Transcribe the whole listing below without changing a word, but leave out every image.

**Exercise inputs**
==========
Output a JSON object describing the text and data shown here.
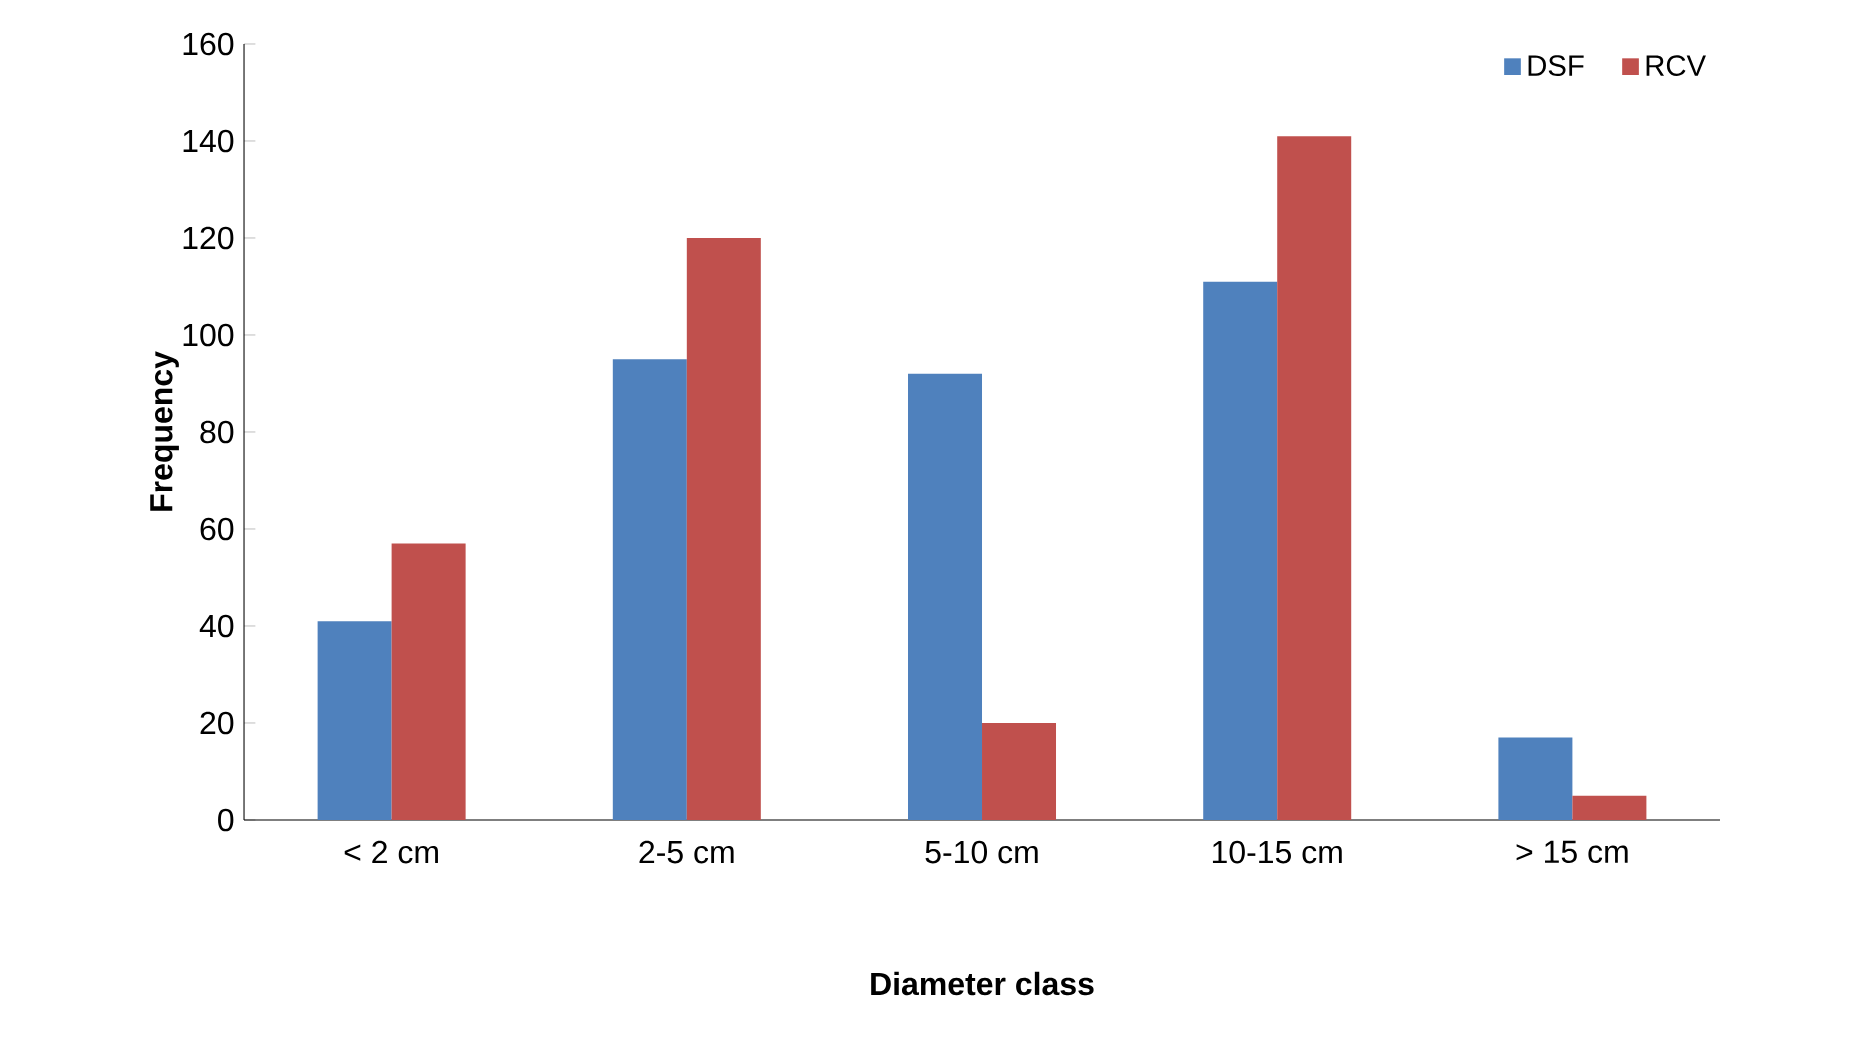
{
  "chart_data": {
    "type": "bar",
    "xlabel": "Diameter class",
    "ylabel": "Frequency",
    "categories": [
      "< 2 cm",
      "2-5 cm",
      "5-10 cm",
      "10-15 cm",
      "> 15 cm"
    ],
    "series": [
      {
        "name": "DSF",
        "color": "#4f81bd",
        "values": [
          41,
          95,
          92,
          111,
          17
        ]
      },
      {
        "name": "RCV",
        "color": "#c0504d",
        "values": [
          57,
          120,
          20,
          141,
          5
        ]
      }
    ],
    "ylim": [
      0,
      160
    ],
    "yticks": [
      0,
      20,
      40,
      60,
      80,
      100,
      120,
      140,
      160
    ],
    "legend": "top right"
  }
}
==========
**Written response**
Output a JSON object describing the text and data shown here.
{
  "chart_data": {
    "type": "bar",
    "xlabel": "Diameter class",
    "ylabel": "Frequency",
    "categories": [
      "< 2 cm",
      "2-5 cm",
      "5-10 cm",
      "10-15 cm",
      "> 15 cm"
    ],
    "series": [
      {
        "name": "DSF",
        "color": "#4f81bd",
        "values": [
          41,
          95,
          92,
          111,
          17
        ]
      },
      {
        "name": "RCV",
        "color": "#c0504d",
        "values": [
          57,
          120,
          20,
          141,
          5
        ]
      }
    ],
    "ylim": [
      0,
      160
    ],
    "yticks": [
      0,
      20,
      40,
      60,
      80,
      100,
      120,
      140,
      160
    ],
    "legend": "top right"
  }
}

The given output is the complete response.